WHAT IS NEEDED:
Below are records; count the lines in them that hold "niniejszym" and give only the count.

----- INPUT ROWS

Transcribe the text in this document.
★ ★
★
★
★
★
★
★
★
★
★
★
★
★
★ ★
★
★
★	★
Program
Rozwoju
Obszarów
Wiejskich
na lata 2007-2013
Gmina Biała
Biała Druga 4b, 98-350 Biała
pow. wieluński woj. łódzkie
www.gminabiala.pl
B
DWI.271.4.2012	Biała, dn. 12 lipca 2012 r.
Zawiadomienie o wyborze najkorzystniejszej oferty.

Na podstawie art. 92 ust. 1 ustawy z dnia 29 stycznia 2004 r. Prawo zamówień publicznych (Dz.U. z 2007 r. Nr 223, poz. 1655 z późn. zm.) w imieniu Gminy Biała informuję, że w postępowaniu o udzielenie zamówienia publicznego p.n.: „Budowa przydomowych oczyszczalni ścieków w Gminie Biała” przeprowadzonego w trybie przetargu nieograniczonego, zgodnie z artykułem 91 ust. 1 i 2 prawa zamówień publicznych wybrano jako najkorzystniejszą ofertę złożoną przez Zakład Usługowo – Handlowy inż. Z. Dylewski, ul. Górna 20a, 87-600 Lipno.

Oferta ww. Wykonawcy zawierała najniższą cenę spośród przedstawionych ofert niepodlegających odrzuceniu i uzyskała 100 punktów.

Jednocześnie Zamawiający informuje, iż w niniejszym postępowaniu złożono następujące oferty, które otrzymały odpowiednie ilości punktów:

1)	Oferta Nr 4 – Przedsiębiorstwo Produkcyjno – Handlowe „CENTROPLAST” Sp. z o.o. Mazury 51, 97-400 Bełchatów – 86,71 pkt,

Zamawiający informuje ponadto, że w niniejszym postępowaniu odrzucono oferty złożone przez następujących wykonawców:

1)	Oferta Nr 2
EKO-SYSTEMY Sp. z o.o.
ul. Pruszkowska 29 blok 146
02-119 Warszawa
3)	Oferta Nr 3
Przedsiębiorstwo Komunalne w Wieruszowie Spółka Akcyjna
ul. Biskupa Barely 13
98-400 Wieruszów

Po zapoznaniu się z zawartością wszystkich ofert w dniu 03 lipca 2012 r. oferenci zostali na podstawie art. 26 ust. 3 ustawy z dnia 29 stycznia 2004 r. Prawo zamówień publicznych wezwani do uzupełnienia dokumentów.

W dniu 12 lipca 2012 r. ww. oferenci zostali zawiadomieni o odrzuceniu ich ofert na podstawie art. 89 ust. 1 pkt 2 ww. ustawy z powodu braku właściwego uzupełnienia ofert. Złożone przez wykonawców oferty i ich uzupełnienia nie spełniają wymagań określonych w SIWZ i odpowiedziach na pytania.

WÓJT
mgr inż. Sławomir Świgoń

----------

ANSWER IN FULL:
2